◆ Given task ◆
Print all of the lines exactly. Any picture among them stays out.

◆ Records for the task ◆
"""

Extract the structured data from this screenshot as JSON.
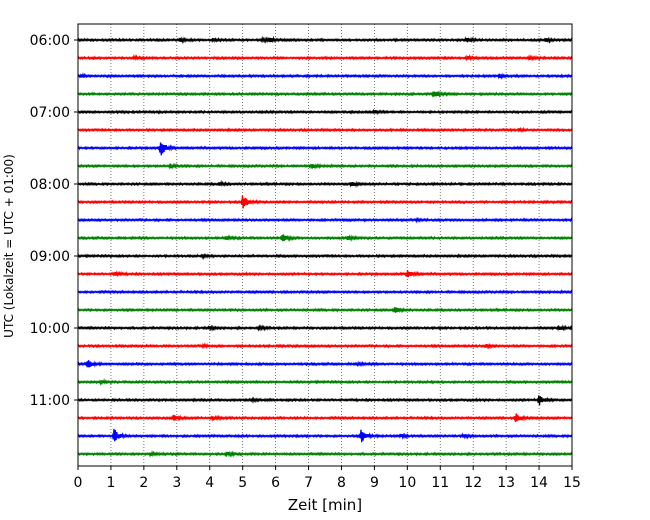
{
  "chart_data": {
    "type": "line",
    "title": "",
    "xlabel": "Zeit  [min]",
    "ylabel": "UTC (Lokalzeit = UTC + 01:00)",
    "xlim": [
      0,
      15
    ],
    "x_ticks": [
      0,
      1,
      2,
      3,
      4,
      5,
      6,
      7,
      8,
      9,
      10,
      11,
      12,
      13,
      14,
      15
    ],
    "y_tick_labels": [
      "06:00",
      "07:00",
      "08:00",
      "09:00",
      "10:00",
      "11:00"
    ],
    "trace_interval_min": 15,
    "start_time": "06:00",
    "grid": "vertical dotted at each minute",
    "color_cycle": [
      "#000000",
      "#ff0000",
      "#0000ff",
      "#008000"
    ],
    "traces": [
      {
        "time": "06:00",
        "color": "#000000",
        "events": [
          [
            3.1,
            0.15
          ],
          [
            4.1,
            0.15
          ],
          [
            5.6,
            0.15
          ],
          [
            5.8,
            0.2
          ],
          [
            11.8,
            0.25
          ],
          [
            14.2,
            0.2
          ]
        ]
      },
      {
        "time": "06:15",
        "color": "#ff0000",
        "events": [
          [
            1.7,
            0.15
          ],
          [
            11.8,
            0.15
          ],
          [
            13.7,
            0.15
          ]
        ]
      },
      {
        "time": "06:30",
        "color": "#0000ff",
        "events": [
          [
            0.1,
            0.15
          ],
          [
            12.8,
            0.15
          ]
        ]
      },
      {
        "time": "06:45",
        "color": "#008000",
        "events": [
          [
            10.8,
            0.4
          ]
        ]
      },
      {
        "time": "07:00",
        "color": "#000000",
        "events": [
          [
            9.0,
            0.15
          ]
        ]
      },
      {
        "time": "07:15",
        "color": "#ff0000",
        "events": [
          [
            13.4,
            0.1
          ]
        ]
      },
      {
        "time": "07:30",
        "color": "#0000ff",
        "events": [
          [
            2.5,
            0.9
          ]
        ]
      },
      {
        "time": "07:45",
        "color": "#008000",
        "events": [
          [
            2.8,
            0.2
          ],
          [
            7.1,
            0.2
          ]
        ]
      },
      {
        "time": "08:00",
        "color": "#000000",
        "events": [
          [
            4.3,
            0.15
          ],
          [
            8.3,
            0.2
          ]
        ]
      },
      {
        "time": "08:15",
        "color": "#ff0000",
        "events": [
          [
            5.0,
            0.7
          ]
        ]
      },
      {
        "time": "08:30",
        "color": "#0000ff",
        "events": [
          [
            10.3,
            0.1
          ]
        ]
      },
      {
        "time": "08:45",
        "color": "#008000",
        "events": [
          [
            4.5,
            0.2
          ],
          [
            6.2,
            0.45
          ],
          [
            8.2,
            0.2
          ]
        ]
      },
      {
        "time": "09:00",
        "color": "#000000",
        "events": [
          [
            3.8,
            0.1
          ]
        ]
      },
      {
        "time": "09:15",
        "color": "#ff0000",
        "events": [
          [
            1.1,
            0.2
          ],
          [
            10.0,
            0.5
          ]
        ]
      },
      {
        "time": "09:30",
        "color": "#0000ff",
        "events": []
      },
      {
        "time": "09:45",
        "color": "#008000",
        "events": [
          [
            9.6,
            0.35
          ]
        ]
      },
      {
        "time": "10:00",
        "color": "#000000",
        "events": [
          [
            4.0,
            0.15
          ],
          [
            5.5,
            0.15
          ],
          [
            14.6,
            0.2
          ],
          [
            15.0,
            0.25
          ]
        ]
      },
      {
        "time": "10:15",
        "color": "#ff0000",
        "events": [
          [
            3.8,
            0.1
          ],
          [
            12.4,
            0.15
          ]
        ]
      },
      {
        "time": "10:30",
        "color": "#0000ff",
        "events": [
          [
            0.3,
            0.4
          ],
          [
            8.5,
            0.1
          ]
        ]
      },
      {
        "time": "10:45",
        "color": "#008000",
        "events": [
          [
            0.7,
            0.15
          ]
        ]
      },
      {
        "time": "11:00",
        "color": "#000000",
        "events": [
          [
            5.3,
            0.1
          ],
          [
            14.0,
            0.55
          ]
        ]
      },
      {
        "time": "11:15",
        "color": "#ff0000",
        "events": [
          [
            2.9,
            0.3
          ],
          [
            4.1,
            0.2
          ],
          [
            13.3,
            0.45
          ]
        ]
      },
      {
        "time": "11:30",
        "color": "#0000ff",
        "events": [
          [
            1.1,
            0.75
          ],
          [
            8.6,
            0.65
          ],
          [
            9.8,
            0.15
          ],
          [
            11.7,
            0.15
          ]
        ]
      },
      {
        "time": "11:45",
        "color": "#008000",
        "events": [
          [
            2.2,
            0.15
          ],
          [
            4.5,
            0.2
          ]
        ]
      }
    ]
  }
}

"""

◆ Full output ◆
Extract the structured data from this screenshot as JSON.
{
  "chart_data": {
    "type": "line",
    "title": "",
    "xlabel": "Zeit  [min]",
    "ylabel": "UTC (Lokalzeit = UTC + 01:00)",
    "xlim": [
      0,
      15
    ],
    "x_ticks": [
      0,
      1,
      2,
      3,
      4,
      5,
      6,
      7,
      8,
      9,
      10,
      11,
      12,
      13,
      14,
      15
    ],
    "y_tick_labels": [
      "06:00",
      "07:00",
      "08:00",
      "09:00",
      "10:00",
      "11:00"
    ],
    "trace_interval_min": 15,
    "start_time": "06:00",
    "grid": "vertical dotted at each minute",
    "color_cycle": [
      "#000000",
      "#ff0000",
      "#0000ff",
      "#008000"
    ],
    "traces": [
      {
        "time": "06:00",
        "color": "#000000",
        "events": [
          [
            3.1,
            0.15
          ],
          [
            4.1,
            0.15
          ],
          [
            5.6,
            0.15
          ],
          [
            5.8,
            0.2
          ],
          [
            11.8,
            0.25
          ],
          [
            14.2,
            0.2
          ]
        ]
      },
      {
        "time": "06:15",
        "color": "#ff0000",
        "events": [
          [
            1.7,
            0.15
          ],
          [
            11.8,
            0.15
          ],
          [
            13.7,
            0.15
          ]
        ]
      },
      {
        "time": "06:30",
        "color": "#0000ff",
        "events": [
          [
            0.1,
            0.15
          ],
          [
            12.8,
            0.15
          ]
        ]
      },
      {
        "time": "06:45",
        "color": "#008000",
        "events": [
          [
            10.8,
            0.4
          ]
        ]
      },
      {
        "time": "07:00",
        "color": "#000000",
        "events": [
          [
            9.0,
            0.15
          ]
        ]
      },
      {
        "time": "07:15",
        "color": "#ff0000",
        "events": [
          [
            13.4,
            0.1
          ]
        ]
      },
      {
        "time": "07:30",
        "color": "#0000ff",
        "events": [
          [
            2.5,
            0.9
          ]
        ]
      },
      {
        "time": "07:45",
        "color": "#008000",
        "events": [
          [
            2.8,
            0.2
          ],
          [
            7.1,
            0.2
          ]
        ]
      },
      {
        "time": "08:00",
        "color": "#000000",
        "events": [
          [
            4.3,
            0.15
          ],
          [
            8.3,
            0.2
          ]
        ]
      },
      {
        "time": "08:15",
        "color": "#ff0000",
        "events": [
          [
            5.0,
            0.7
          ]
        ]
      },
      {
        "time": "08:30",
        "color": "#0000ff",
        "events": [
          [
            10.3,
            0.1
          ]
        ]
      },
      {
        "time": "08:45",
        "color": "#008000",
        "events": [
          [
            4.5,
            0.2
          ],
          [
            6.2,
            0.45
          ],
          [
            8.2,
            0.2
          ]
        ]
      },
      {
        "time": "09:00",
        "color": "#000000",
        "events": [
          [
            3.8,
            0.1
          ]
        ]
      },
      {
        "time": "09:15",
        "color": "#ff0000",
        "events": [
          [
            1.1,
            0.2
          ],
          [
            10.0,
            0.5
          ]
        ]
      },
      {
        "time": "09:30",
        "color": "#0000ff",
        "events": []
      },
      {
        "time": "09:45",
        "color": "#008000",
        "events": [
          [
            9.6,
            0.35
          ]
        ]
      },
      {
        "time": "10:00",
        "color": "#000000",
        "events": [
          [
            4.0,
            0.15
          ],
          [
            5.5,
            0.15
          ],
          [
            14.6,
            0.2
          ],
          [
            15.0,
            0.25
          ]
        ]
      },
      {
        "time": "10:15",
        "color": "#ff0000",
        "events": [
          [
            3.8,
            0.1
          ],
          [
            12.4,
            0.15
          ]
        ]
      },
      {
        "time": "10:30",
        "color": "#0000ff",
        "events": [
          [
            0.3,
            0.4
          ],
          [
            8.5,
            0.1
          ]
        ]
      },
      {
        "time": "10:45",
        "color": "#008000",
        "events": [
          [
            0.7,
            0.15
          ]
        ]
      },
      {
        "time": "11:00",
        "color": "#000000",
        "events": [
          [
            5.3,
            0.1
          ],
          [
            14.0,
            0.55
          ]
        ]
      },
      {
        "time": "11:15",
        "color": "#ff0000",
        "events": [
          [
            2.9,
            0.3
          ],
          [
            4.1,
            0.2
          ],
          [
            13.3,
            0.45
          ]
        ]
      },
      {
        "time": "11:30",
        "color": "#0000ff",
        "events": [
          [
            1.1,
            0.75
          ],
          [
            8.6,
            0.65
          ],
          [
            9.8,
            0.15
          ],
          [
            11.7,
            0.15
          ]
        ]
      },
      {
        "time": "11:45",
        "color": "#008000",
        "events": [
          [
            2.2,
            0.15
          ],
          [
            4.5,
            0.2
          ]
        ]
      }
    ]
  }
}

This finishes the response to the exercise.